Exercise brief:
Count how many lines of the material below have the word "sungkup" and give only the number.

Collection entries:
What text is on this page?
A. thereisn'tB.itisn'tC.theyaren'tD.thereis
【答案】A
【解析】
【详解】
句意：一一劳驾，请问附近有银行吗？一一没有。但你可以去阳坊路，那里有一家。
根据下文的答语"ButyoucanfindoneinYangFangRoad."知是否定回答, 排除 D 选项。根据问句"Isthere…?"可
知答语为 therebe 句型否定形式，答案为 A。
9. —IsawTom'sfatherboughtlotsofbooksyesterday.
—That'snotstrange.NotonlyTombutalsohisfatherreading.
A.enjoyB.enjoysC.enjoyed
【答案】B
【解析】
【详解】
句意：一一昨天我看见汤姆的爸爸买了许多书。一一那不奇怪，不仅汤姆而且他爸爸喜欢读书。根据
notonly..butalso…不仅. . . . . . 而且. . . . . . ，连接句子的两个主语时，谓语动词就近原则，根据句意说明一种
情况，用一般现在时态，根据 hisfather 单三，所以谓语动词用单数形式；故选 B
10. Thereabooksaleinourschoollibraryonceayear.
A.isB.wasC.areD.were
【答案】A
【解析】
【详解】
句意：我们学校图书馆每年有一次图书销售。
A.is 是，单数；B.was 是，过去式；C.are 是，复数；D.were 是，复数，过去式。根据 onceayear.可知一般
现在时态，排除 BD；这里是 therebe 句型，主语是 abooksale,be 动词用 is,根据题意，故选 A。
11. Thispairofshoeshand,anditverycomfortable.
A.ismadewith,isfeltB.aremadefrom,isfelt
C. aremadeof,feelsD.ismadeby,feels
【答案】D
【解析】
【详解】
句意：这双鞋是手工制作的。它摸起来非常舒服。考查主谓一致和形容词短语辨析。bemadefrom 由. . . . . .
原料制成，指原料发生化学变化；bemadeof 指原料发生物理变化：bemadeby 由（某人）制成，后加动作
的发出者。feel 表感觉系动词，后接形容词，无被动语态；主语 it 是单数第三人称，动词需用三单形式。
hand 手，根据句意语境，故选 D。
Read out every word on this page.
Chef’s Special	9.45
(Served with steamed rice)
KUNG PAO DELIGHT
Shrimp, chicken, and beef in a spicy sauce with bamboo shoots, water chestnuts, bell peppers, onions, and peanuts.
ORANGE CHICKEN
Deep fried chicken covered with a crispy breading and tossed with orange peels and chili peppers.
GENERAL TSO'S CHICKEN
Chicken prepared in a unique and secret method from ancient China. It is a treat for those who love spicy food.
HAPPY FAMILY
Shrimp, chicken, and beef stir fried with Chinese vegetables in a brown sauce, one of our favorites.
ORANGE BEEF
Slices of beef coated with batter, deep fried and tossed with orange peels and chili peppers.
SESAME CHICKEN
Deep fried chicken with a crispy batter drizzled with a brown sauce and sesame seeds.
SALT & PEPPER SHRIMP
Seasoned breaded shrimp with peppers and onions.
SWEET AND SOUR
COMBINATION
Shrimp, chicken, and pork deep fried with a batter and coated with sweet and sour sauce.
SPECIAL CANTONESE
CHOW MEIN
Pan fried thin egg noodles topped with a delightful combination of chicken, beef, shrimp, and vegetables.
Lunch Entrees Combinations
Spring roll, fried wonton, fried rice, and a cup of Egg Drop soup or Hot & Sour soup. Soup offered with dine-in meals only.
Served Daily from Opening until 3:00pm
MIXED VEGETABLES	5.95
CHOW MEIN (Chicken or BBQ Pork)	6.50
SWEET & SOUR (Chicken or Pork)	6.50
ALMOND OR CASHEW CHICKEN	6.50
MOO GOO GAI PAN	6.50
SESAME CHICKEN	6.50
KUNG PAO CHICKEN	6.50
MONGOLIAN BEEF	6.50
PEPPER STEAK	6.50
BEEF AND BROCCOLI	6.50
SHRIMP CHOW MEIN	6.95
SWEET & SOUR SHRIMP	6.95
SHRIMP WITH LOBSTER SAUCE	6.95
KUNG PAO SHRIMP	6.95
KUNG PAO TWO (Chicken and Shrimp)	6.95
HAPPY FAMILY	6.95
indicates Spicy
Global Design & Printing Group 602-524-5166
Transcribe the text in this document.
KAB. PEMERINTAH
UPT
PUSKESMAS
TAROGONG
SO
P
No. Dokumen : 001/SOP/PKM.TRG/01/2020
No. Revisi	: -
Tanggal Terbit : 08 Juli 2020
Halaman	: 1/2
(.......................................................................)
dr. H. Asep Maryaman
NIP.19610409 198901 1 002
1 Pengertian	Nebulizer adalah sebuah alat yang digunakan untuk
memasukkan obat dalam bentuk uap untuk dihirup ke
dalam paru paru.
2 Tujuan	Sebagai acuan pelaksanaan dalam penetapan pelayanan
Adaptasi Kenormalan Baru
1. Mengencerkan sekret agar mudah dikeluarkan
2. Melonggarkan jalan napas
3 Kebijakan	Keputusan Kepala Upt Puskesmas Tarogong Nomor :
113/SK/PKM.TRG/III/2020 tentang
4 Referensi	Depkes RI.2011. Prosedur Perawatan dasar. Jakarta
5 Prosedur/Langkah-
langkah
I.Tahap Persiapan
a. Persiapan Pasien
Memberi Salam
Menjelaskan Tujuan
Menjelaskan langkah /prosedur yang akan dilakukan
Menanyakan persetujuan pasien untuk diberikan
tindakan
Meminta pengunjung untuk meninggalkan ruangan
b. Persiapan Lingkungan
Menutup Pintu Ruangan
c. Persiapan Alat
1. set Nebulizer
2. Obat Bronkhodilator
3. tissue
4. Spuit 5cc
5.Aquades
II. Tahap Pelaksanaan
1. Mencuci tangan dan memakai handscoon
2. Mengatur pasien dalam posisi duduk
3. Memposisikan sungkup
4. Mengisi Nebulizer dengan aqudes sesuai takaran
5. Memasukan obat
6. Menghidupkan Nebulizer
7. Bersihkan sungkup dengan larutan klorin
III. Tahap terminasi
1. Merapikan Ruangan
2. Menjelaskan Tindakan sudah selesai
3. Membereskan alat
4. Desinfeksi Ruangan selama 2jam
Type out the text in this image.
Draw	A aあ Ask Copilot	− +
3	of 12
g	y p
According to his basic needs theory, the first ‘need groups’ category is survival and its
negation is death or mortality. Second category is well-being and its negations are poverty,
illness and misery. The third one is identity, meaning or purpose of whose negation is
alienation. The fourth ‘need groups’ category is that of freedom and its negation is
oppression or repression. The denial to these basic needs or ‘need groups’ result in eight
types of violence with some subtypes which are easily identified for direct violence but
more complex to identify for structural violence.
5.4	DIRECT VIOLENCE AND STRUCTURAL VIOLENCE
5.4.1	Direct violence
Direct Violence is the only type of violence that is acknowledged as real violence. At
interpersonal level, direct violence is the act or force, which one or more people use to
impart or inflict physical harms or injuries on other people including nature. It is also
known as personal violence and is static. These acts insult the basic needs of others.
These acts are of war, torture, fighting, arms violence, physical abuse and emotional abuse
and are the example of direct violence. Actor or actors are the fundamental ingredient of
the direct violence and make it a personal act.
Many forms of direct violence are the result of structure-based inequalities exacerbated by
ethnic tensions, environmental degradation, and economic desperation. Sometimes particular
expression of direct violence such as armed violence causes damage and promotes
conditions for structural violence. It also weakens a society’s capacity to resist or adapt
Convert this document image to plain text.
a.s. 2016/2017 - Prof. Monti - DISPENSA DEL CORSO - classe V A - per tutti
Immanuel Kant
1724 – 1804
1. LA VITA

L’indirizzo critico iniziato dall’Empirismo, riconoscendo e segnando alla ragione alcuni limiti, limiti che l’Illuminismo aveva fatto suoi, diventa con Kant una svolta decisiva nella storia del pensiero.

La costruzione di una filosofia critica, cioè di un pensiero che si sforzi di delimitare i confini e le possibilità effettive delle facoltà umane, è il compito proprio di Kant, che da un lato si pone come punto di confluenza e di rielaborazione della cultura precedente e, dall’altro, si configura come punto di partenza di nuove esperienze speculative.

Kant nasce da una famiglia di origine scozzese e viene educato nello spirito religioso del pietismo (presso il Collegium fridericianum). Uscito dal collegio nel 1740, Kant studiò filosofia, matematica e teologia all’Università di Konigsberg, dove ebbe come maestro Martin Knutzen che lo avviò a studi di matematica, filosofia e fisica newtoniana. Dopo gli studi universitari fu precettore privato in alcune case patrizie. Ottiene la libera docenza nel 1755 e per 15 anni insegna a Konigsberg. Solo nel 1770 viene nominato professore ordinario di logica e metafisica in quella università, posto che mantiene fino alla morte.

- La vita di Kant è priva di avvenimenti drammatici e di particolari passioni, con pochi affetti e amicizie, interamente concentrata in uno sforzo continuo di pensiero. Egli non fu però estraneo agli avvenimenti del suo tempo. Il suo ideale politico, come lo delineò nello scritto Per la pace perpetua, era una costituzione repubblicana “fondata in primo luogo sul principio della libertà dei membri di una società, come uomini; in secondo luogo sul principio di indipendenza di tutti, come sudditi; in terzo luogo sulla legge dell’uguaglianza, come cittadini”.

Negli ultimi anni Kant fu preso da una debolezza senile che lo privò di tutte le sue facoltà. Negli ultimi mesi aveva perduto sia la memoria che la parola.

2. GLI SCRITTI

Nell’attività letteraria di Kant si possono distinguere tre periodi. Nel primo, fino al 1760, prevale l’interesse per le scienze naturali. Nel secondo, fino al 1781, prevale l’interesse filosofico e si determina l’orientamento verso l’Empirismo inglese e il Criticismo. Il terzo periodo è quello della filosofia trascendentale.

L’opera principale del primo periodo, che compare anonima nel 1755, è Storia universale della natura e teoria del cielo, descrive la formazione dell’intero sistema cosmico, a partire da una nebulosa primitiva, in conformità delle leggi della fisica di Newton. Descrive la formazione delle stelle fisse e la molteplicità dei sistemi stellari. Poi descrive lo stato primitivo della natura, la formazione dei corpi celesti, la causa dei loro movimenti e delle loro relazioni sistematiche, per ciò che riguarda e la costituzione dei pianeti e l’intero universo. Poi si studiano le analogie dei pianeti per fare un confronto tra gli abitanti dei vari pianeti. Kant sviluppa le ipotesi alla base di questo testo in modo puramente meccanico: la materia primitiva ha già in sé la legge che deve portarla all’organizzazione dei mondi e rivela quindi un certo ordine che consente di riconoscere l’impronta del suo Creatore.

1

Task response:
2